Last Sunday, not far from Sungai Merah, Najib performed the ground-breaking of University College of Technology Sarawak (UCTS), a joint venture between the state government and Universiti Kuala Lumpur.
The crowd had swelled within a few hours prior to the ceremony held at the site of the proposed university adjacent to the old Sibu airport runaway, opposite Kolej Laila Taib. The college is set to be a feeder to UCTS as its diploma graduates can pursue their degrees there.
UCTS was planned as part of efforts to meet the high demand for skilled workers under the Sarawak Corridor of Renewable Energy (Score). The courses to be offered by the university would equip Sarawak's youths with better skills, training and education.
A survey found that 52 per cent of the jobs created under Score from now until 2030 would require at least semi-skilled workers. By 2030, at least 100,000 more engineers and 500,000 skilled workers would be required in Sarawak.
The idea of building the university was made during the Sibu by-election in May 2010 when Najib visited Kolej Laila Taib, where he agreed to the college being upgraded to a university.
However, Higher Education Minister Datuk Khaled Nordin advised that a separate licence be applied to set up a university instead since Kolej Laila Taib was already doing well.
A letter of offer to set up the university was subsequently issued last May. If everything goes as scheduled, Sibu will have its own university in a year's time.
As always, the opposition poured cold water on the government's initiatives to improve the livelihood of the people of Sibu and Sarawak in general.
Sibu MP Wong Ho Leng of the DAP doubts the project will materialise. He thinks it is an election gimmick.
Having a university in Sibu is an old issue that remains alive as politicians try to win over the mostly Chinese constituents. This despite common knowledge that most families with means would still prefer to send their children to study overseas.
"No doubt, education is one of the main concerns of the Chinese community. But to say that having a university will have an impact that will change the community's views of Barisan Nasional is misleading," says Kuching-based political analyst Dr Jeniri Amir.
Jeniri says where the majority of Sibu votes will go in the approaching national polls largely depends on national issues. The same issues will be replayed by the DAP.

Data lines —
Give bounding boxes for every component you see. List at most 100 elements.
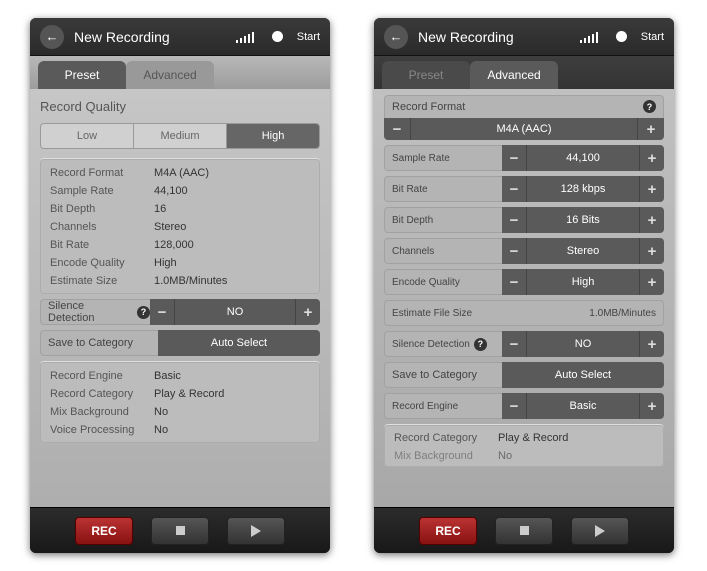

Things to do —
1 - Please condense the paragraph of the Sibu university article that begins "A survey found that" into a short list of its main facts.
2 - Copy word for word the stretch of the Sibu university article from "The idea of" through "Sarawak in general.".
3 - Carry on with the Sibu university article, picking up right after its final sentence.
The lines have nothing to do with the Sibu university article.

Outputs for the tasks —
1 -
- 52 per cent of jobs created under Score from now until 2030 would need at least semi-skilled workers.
- By 2030, Sarawak would need at least 100,000 more engineers.
- By 2030, Sarawak would also need 500,000 skilled workers.

2 -
The idea of building the university was made during the Sibu by-election in May 2010 when Najib visited Kolej Laila Taib, where he agreed to the college being upgraded to a university.
However, Higher Education Minister Datuk Khaled Nordin advised that a separate licence be applied to set up a university instead since Kolej Laila Taib was already doing well.
A letter of offer to set up the university was subsequently issued last May. If everything goes as scheduled, Sibu will have its own university in a year's time.
As always, the opposition poured cold water on the government's initiatives to improve the livelihood of the people of Sibu and Sarawak in general.

3 -
If the results of last year's state elections are taken into account, it is more likely that the Chinese voters in Sibu will go against BN. The ruling coalition, however, could tap into native votes for a winning chance.
The overall Chinese vote for BN had declined to about 20 per cent in last year's state elections. The non-Muslim Bumiputera vote was also down by 7.2 per cent but the Malay/Melanau vote showed an increase of 1.3 per cent.
There was an overall decline of 7.4 per cent in the popular vote for BN.
But BN lost Sibu to DAP by a mere 398 votes in the by-election following the death of BN incumbent Datuk Robert Lau Hoi Chew.
Going by the votes garnered by BN in the three state seats in the constituency at the state election, BN should have won Sibu.
In the state election, BN won Bawang Assan by 1,808 votes and Nangka by 5,302 votes, but lost Pelawan by 6,391 votes -- a net 719 votes more than the opposition.
Jeniri thinks the vote this time could go either way.
Other observers believe the BN still has a chance to recapture Sibu despite strong headwinds provided the right candidate from the Sarawak United People's Party (SUPP) is fielded.
But SUPP is still preoccupied with its own survival and the power struggle that appears on the surface to have fizzled.
BN is almost certain to field community leader Vincent Lau although his candidacy is problematic as party president Datuk Seri Peter Chin has another candidate in mind.
The party has been told that Taib will not allow the rival factions to defeat each other, especially in Sibu which the BN had categorised as "grey", and he would personally see that the line is towed.
Boatman Loh Si Teng and his collegues, after a little coaxing, admitted they had heard complaints of too much politicking since the DAP took control of Sibu.
They however agreed that Ho Leng was a likeable leader for the Sibu Chinese, mainly of the Foochow clan. Ho is also Bukit Assek assemblyman in nearby Lanang constituency.
But Loh related an interesting story about his three passengers from the Baseh longhouse; the Iban men said things had not changed for them after voting for the DAP and because of that, they were thinking of reverting to BN again.
The longhouse is one of the few that opposition leader Datuk Seri Anwar Ibrahim visited during campaigning for the Sibu by-election.
As DAP and SUPP are locked in a rigorous tussle for votes, the bookies are back.
Unlike in May 2010, the bet is on BN's return in Sibu.